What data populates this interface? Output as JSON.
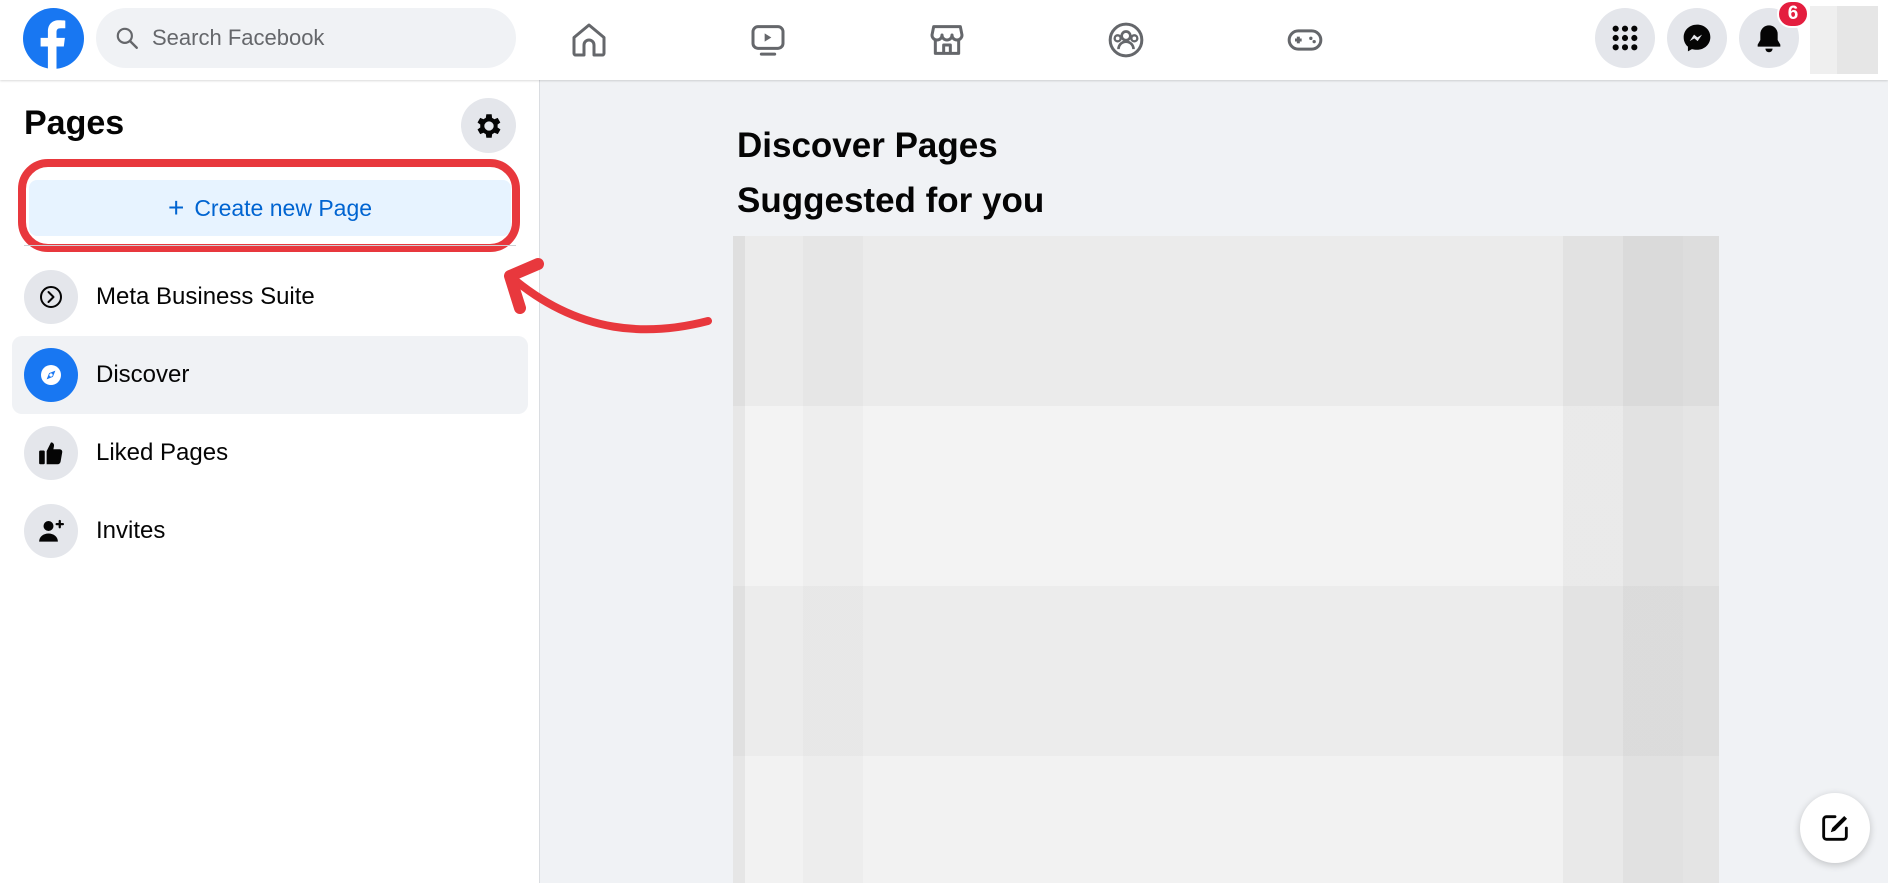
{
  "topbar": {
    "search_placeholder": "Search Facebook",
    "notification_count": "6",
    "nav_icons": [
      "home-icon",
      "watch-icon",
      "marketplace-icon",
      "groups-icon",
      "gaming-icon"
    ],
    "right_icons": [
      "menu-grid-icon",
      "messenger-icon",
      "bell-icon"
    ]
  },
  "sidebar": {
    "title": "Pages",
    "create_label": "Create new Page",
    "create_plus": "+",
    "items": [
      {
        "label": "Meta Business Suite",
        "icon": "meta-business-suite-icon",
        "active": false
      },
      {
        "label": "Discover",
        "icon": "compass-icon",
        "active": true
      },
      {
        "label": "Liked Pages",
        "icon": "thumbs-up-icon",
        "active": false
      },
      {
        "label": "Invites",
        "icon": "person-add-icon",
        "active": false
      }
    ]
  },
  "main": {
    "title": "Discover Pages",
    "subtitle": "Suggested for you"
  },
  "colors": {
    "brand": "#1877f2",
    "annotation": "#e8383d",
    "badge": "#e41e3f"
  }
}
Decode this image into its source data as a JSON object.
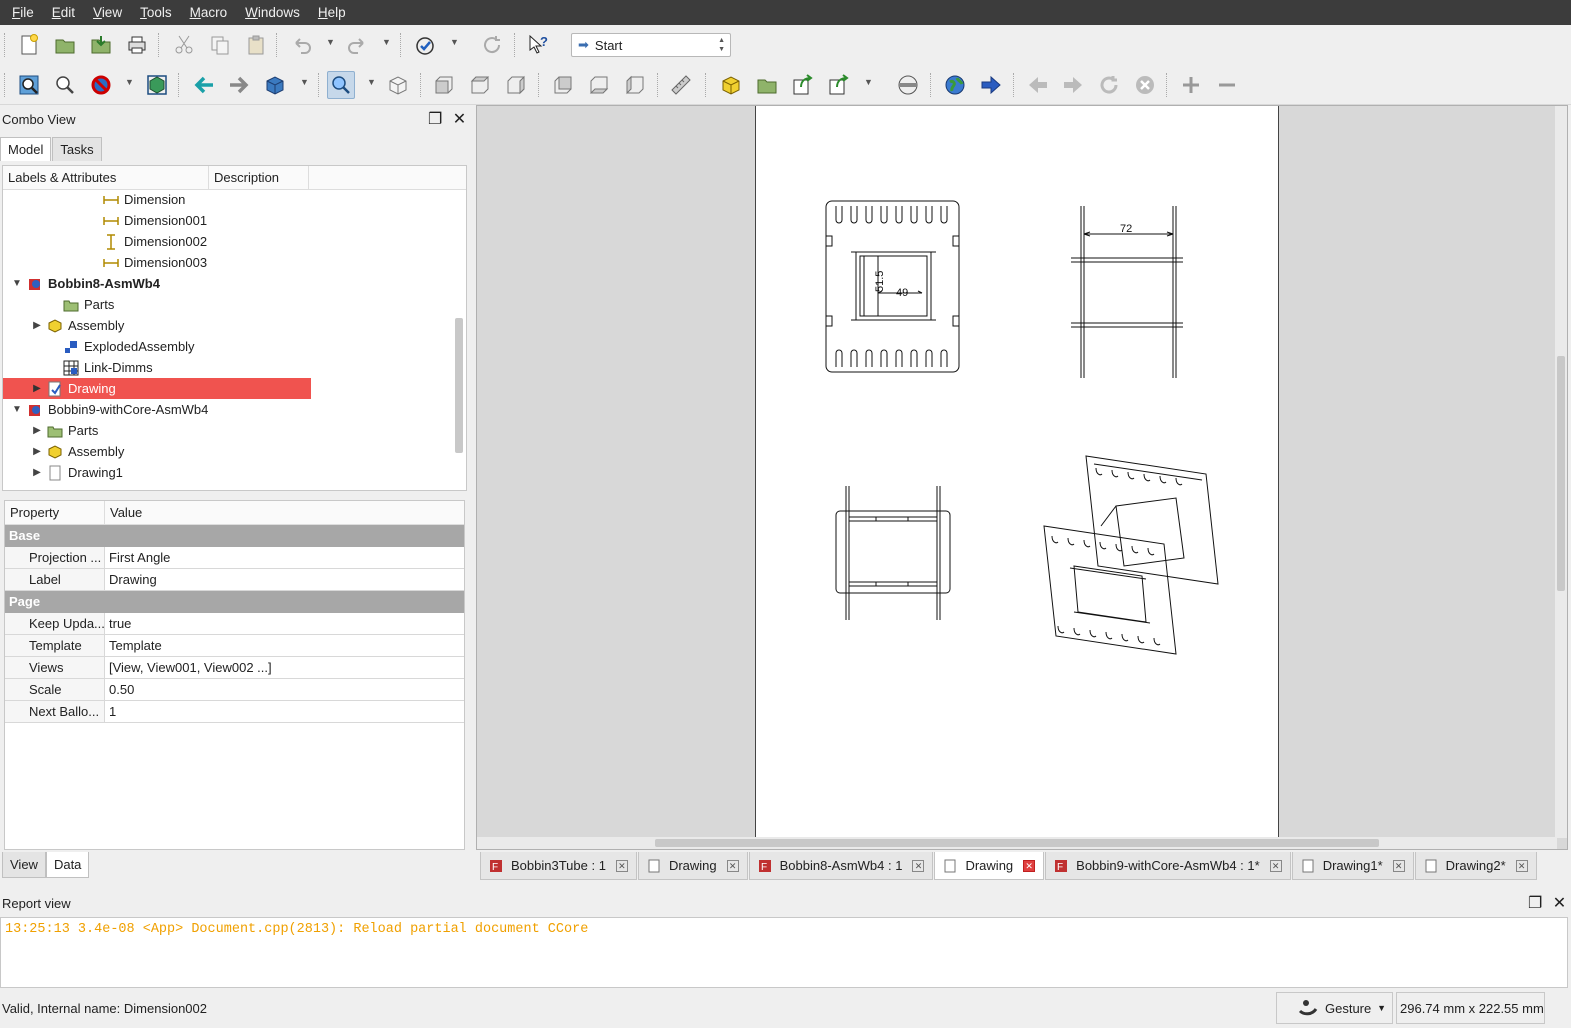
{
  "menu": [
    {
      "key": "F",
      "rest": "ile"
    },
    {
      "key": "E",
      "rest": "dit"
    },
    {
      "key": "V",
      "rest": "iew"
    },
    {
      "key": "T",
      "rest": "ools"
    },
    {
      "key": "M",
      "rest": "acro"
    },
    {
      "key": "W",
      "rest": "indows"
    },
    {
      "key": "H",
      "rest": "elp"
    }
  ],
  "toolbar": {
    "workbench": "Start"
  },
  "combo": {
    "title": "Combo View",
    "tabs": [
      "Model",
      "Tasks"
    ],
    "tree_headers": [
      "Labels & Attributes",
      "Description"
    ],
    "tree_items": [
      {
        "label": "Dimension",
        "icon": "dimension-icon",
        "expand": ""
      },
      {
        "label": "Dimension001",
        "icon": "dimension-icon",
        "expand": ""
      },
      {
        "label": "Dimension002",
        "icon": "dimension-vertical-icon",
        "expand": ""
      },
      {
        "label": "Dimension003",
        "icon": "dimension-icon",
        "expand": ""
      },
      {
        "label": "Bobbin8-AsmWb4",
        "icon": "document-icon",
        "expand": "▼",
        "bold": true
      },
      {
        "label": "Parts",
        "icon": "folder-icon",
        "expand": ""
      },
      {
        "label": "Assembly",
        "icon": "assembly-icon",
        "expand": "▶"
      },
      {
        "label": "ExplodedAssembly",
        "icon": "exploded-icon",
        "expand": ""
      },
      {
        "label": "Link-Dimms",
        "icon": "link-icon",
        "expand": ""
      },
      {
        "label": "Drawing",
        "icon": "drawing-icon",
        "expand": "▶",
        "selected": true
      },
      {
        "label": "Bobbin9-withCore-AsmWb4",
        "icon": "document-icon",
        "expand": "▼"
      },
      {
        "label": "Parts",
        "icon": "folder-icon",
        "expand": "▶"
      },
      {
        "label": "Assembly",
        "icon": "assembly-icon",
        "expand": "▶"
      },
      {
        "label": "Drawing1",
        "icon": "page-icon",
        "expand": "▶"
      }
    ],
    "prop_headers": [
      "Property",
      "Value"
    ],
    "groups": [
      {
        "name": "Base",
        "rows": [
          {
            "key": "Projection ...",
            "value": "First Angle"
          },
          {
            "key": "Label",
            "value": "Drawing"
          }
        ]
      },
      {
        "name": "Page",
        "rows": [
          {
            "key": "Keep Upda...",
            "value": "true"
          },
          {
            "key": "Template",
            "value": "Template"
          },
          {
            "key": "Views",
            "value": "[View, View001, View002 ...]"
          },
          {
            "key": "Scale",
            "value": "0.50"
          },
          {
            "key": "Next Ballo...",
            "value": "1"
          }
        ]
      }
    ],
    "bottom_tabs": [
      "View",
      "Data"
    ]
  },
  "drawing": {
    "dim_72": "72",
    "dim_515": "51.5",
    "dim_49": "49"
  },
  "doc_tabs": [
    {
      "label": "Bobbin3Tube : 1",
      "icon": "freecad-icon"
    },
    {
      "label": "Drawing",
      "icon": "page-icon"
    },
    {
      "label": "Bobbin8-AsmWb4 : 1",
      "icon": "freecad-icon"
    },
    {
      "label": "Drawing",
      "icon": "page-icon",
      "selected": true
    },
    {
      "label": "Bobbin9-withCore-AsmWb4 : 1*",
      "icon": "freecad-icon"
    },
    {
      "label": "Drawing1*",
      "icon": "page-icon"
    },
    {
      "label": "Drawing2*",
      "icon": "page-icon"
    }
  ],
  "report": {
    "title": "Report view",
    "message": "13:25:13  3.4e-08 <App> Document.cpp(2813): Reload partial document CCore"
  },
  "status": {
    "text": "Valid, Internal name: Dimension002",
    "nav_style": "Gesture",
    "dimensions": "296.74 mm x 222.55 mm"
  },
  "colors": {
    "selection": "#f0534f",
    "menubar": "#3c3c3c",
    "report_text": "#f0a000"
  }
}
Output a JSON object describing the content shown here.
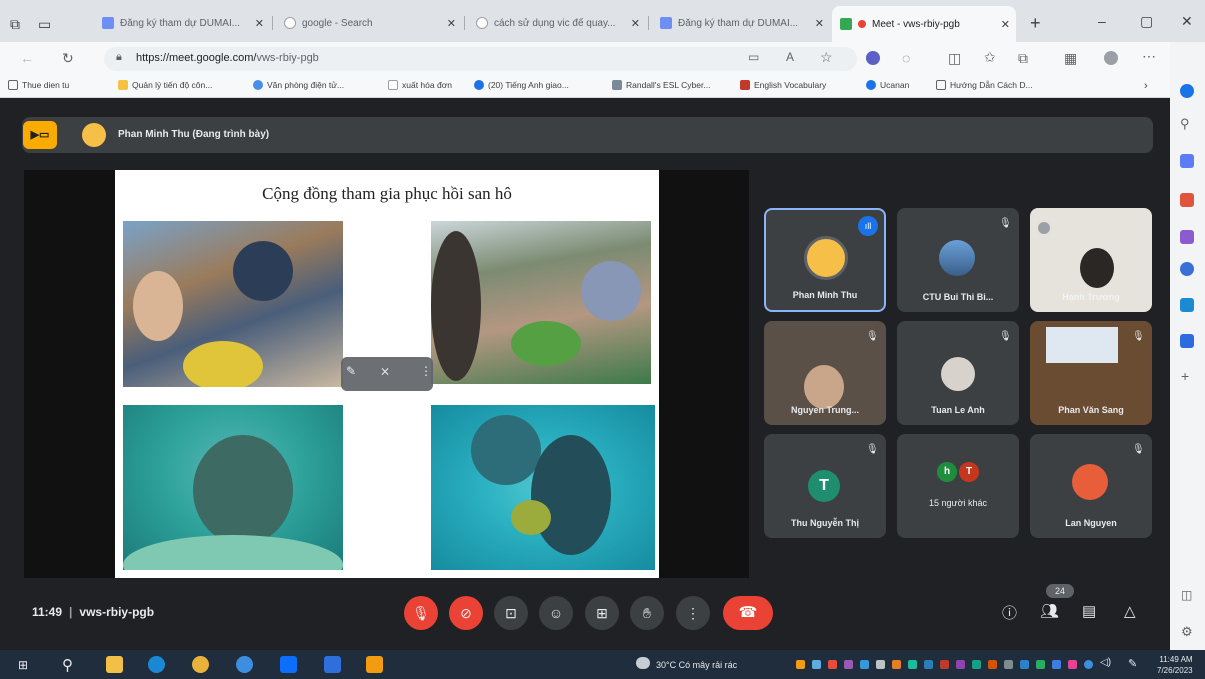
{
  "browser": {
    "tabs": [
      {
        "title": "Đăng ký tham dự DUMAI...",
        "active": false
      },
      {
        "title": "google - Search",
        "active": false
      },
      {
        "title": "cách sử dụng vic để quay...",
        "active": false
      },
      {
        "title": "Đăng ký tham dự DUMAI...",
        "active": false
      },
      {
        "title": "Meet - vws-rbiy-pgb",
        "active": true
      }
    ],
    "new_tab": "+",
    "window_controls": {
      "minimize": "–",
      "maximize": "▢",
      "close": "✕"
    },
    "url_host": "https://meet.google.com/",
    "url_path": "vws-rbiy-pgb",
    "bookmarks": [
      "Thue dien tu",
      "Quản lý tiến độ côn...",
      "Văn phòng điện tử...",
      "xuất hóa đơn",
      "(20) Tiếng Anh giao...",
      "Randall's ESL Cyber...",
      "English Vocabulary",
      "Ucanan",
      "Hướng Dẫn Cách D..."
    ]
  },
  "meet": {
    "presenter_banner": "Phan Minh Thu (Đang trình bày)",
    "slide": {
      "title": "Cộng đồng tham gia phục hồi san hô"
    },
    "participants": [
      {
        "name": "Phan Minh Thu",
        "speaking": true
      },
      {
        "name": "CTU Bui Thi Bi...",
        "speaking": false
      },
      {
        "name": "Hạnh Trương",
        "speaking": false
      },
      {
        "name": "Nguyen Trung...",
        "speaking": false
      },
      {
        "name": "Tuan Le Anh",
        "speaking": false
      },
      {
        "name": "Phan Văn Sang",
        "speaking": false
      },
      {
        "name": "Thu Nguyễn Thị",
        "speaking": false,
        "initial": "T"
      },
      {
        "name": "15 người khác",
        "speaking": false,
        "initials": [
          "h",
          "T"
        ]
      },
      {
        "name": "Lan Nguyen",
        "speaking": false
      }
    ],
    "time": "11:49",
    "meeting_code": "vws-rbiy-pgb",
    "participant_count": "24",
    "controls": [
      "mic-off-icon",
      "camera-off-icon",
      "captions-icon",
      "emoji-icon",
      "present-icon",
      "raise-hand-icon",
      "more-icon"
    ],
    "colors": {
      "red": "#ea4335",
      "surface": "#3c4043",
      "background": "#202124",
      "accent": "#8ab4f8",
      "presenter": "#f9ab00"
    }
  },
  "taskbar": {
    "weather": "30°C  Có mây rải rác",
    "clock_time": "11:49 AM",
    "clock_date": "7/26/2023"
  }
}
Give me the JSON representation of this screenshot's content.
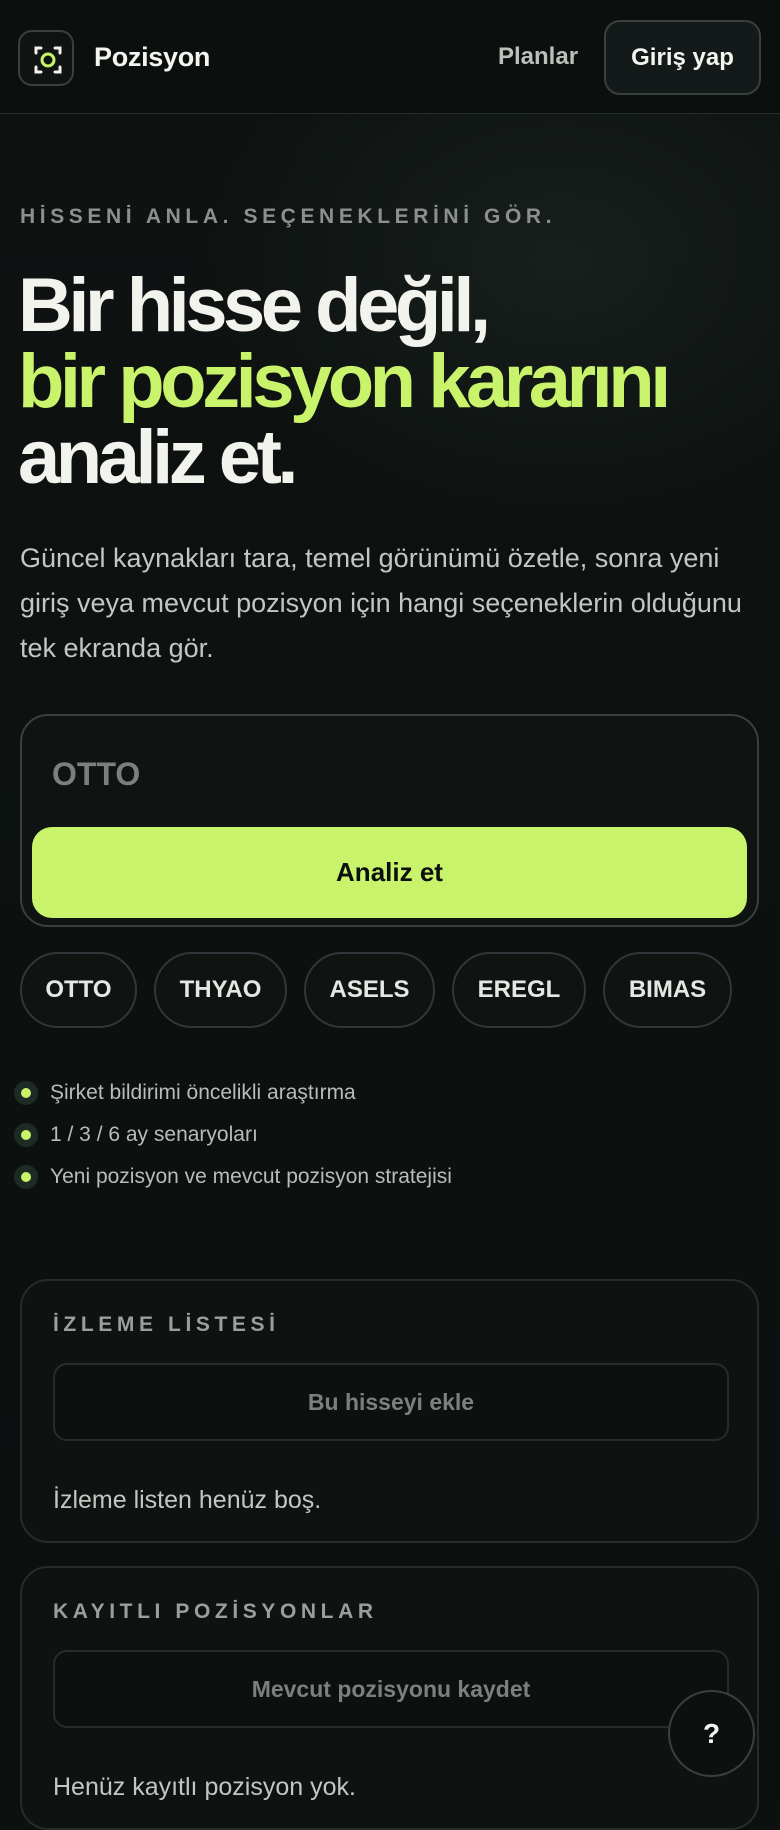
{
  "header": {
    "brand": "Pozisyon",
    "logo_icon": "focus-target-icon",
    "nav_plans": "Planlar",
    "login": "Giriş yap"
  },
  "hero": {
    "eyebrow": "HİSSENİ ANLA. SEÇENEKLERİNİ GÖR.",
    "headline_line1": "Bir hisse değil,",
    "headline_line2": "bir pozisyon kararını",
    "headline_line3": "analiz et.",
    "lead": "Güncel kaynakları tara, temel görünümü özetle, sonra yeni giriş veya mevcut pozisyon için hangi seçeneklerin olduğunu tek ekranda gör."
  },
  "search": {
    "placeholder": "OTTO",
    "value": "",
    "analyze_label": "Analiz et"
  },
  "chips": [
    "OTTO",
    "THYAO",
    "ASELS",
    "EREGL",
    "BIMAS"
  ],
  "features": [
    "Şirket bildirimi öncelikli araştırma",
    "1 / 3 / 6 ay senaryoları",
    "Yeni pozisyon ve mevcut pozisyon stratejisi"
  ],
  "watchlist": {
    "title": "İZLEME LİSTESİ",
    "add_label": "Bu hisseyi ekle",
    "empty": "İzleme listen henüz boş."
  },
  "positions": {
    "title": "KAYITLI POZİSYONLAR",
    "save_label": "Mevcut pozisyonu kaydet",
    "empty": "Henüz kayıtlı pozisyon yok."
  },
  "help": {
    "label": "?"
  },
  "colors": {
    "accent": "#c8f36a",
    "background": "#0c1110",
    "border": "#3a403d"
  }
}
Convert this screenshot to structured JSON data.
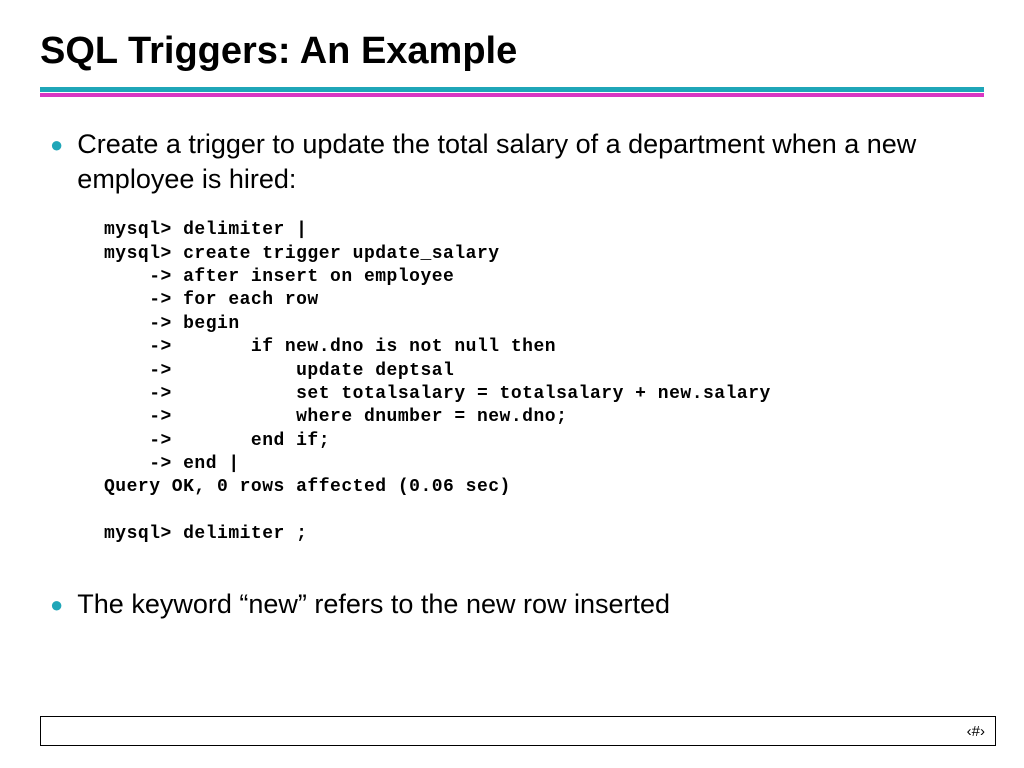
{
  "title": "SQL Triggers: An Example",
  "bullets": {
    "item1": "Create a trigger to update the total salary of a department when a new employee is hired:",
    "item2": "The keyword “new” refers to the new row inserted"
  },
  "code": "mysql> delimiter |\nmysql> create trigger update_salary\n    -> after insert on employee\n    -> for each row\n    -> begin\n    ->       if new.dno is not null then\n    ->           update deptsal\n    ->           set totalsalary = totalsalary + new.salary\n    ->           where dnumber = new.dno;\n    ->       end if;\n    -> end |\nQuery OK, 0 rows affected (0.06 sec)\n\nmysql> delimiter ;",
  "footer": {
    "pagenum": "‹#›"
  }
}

════════

Leave out every line without the string "name" and copy the rest.

        "name": "Base",
        "name": "Page",
    "text": "Valid, Internal name: Dimension002",
        "name": "Phan Minh Thu",
        "name": "CTU Bui Thi Bi...",
        "name": "Hạnh Trương",
        "name": "Nguyen Trung...",
        "name": "Tuan Le Anh",
        "name": "Phan Văn Sang",
        "name": "Thu Nguyễn Thị",
        "name": "15 người khác",
        "name": "Lan Nguyen",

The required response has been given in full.